**PROBLEM**
Copy every line in the records below that contains the word "консультирования".

---- GIVEN DATA

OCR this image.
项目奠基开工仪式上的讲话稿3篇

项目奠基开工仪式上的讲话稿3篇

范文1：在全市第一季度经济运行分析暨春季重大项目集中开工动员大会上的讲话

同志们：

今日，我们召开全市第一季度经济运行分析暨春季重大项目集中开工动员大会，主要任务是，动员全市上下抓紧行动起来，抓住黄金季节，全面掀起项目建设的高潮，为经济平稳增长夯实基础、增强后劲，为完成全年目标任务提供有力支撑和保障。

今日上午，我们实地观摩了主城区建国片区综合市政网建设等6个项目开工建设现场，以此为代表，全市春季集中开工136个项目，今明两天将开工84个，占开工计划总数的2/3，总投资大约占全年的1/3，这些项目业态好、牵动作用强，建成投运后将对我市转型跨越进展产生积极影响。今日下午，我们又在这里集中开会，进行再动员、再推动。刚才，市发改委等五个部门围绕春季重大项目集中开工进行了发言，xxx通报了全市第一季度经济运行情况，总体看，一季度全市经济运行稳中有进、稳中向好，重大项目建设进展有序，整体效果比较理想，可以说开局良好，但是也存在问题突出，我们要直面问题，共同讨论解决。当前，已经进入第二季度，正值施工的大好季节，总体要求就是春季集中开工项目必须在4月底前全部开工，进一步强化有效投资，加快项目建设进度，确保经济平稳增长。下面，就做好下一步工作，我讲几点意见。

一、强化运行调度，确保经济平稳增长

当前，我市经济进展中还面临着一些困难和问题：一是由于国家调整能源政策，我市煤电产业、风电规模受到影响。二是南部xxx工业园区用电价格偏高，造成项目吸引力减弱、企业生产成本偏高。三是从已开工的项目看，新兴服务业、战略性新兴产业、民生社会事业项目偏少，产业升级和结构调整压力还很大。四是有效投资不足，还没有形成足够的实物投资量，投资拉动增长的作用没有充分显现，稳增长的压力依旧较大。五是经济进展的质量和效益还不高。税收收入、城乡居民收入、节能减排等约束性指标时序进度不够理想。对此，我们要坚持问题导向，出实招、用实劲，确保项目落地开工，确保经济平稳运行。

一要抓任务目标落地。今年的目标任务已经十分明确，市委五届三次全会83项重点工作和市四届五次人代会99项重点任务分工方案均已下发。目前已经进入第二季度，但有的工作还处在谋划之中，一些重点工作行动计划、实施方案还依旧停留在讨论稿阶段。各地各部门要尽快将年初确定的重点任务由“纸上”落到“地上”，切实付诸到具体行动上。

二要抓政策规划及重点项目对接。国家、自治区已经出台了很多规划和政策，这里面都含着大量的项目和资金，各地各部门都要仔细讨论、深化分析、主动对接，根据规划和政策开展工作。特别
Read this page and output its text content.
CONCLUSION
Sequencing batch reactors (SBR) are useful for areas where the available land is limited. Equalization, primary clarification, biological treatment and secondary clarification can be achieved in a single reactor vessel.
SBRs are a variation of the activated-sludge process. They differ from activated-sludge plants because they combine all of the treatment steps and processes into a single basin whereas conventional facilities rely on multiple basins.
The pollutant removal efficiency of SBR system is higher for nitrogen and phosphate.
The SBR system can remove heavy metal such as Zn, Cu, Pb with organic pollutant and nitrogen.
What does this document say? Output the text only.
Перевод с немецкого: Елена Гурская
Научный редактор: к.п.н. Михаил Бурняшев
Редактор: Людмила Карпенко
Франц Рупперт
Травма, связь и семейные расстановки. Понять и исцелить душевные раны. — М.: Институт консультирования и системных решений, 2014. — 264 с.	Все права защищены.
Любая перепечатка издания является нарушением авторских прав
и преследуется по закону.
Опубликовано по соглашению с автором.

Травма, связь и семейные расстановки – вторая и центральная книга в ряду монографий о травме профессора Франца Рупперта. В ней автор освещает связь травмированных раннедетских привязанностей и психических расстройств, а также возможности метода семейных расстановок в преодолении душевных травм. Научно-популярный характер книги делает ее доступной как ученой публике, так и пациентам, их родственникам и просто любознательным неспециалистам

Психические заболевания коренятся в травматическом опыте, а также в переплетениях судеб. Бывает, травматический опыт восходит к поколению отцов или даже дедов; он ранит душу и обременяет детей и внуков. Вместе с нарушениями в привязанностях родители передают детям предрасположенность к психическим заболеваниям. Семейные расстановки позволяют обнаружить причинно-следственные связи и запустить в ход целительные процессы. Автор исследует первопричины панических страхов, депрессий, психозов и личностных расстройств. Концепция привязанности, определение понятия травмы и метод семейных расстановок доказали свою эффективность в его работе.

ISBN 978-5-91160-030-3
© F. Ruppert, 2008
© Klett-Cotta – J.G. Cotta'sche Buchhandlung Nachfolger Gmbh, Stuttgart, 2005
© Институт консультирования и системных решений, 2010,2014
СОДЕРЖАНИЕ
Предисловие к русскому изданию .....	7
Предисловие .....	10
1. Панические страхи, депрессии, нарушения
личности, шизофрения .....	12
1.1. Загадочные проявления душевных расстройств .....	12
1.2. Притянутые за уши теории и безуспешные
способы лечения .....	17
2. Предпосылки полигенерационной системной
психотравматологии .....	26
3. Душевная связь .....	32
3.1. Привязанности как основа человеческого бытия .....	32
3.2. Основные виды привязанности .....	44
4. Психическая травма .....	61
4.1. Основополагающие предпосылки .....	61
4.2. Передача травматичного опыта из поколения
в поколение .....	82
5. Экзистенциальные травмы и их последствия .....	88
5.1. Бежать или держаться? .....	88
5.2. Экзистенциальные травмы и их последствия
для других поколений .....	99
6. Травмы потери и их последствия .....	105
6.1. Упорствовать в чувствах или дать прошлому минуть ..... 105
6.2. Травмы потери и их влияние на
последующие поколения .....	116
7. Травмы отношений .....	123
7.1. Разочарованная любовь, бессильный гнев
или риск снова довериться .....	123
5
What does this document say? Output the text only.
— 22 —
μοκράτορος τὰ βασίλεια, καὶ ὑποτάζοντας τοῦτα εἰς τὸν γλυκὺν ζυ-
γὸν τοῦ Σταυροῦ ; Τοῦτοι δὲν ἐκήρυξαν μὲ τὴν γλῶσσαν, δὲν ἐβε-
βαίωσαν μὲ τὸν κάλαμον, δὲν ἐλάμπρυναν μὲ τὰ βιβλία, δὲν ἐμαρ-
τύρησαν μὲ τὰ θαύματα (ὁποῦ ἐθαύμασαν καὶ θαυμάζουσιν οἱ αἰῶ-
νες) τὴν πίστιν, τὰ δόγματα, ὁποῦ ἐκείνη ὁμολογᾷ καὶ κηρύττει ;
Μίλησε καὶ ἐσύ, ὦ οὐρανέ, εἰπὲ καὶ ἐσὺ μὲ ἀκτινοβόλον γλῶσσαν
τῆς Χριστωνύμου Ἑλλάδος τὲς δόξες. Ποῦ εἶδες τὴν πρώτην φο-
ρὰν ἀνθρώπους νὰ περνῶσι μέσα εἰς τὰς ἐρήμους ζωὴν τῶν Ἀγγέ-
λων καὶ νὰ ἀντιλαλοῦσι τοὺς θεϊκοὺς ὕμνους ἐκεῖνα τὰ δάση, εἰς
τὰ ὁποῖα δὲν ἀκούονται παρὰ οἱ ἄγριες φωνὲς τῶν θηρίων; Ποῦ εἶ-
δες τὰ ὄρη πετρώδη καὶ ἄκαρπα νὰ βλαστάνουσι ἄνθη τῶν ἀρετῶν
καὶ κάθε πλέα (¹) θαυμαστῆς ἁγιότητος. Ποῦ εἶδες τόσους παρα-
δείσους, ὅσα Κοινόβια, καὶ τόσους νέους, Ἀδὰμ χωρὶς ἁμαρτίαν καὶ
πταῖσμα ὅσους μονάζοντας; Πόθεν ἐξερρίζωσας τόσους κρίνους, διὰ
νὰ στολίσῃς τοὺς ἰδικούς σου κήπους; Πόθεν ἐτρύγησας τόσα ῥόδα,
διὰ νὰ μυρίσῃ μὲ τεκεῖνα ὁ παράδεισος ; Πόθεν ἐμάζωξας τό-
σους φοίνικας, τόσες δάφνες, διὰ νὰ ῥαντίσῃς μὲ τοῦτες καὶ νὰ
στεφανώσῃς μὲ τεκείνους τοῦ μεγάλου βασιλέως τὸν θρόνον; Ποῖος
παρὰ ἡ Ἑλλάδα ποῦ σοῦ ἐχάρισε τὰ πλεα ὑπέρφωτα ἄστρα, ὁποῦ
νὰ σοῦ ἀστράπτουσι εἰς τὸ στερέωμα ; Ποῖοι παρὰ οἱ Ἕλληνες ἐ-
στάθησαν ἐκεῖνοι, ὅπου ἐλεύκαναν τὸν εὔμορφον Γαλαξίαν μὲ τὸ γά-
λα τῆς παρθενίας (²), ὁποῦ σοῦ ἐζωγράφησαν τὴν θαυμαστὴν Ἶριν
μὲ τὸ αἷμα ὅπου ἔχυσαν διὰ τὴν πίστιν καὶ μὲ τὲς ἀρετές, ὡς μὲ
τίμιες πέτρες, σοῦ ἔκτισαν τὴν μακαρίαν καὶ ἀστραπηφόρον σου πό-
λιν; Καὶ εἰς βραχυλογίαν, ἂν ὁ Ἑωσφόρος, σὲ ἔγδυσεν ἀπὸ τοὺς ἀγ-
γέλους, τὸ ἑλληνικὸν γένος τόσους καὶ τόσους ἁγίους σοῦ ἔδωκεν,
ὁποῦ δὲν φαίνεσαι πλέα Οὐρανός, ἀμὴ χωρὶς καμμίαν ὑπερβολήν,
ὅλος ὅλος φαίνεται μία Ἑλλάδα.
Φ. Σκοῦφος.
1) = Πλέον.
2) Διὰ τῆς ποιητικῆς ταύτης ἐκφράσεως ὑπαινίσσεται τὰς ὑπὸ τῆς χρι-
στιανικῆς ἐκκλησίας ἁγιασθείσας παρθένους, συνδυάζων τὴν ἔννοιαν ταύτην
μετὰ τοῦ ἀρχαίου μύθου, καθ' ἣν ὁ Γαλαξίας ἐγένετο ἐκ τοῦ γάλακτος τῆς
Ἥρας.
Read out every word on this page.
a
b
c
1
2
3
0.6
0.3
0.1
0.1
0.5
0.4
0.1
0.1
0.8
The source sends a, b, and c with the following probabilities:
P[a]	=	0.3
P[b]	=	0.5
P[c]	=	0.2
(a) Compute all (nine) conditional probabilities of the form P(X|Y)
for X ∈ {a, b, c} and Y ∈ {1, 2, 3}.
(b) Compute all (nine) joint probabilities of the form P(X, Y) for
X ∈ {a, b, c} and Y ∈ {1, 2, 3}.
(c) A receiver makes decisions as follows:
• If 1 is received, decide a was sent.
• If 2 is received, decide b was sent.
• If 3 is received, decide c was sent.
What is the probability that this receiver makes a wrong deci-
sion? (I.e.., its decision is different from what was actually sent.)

--------

**COMPLETE RESPONSE**
Травма, связь и семейные расстановки. Понять и исцелить душевные раны. — М.: Институт консультирования и системных решений, 2014. — 264 с.	Все права защищены.
© Институт консультирования и системных решений, 2010,2014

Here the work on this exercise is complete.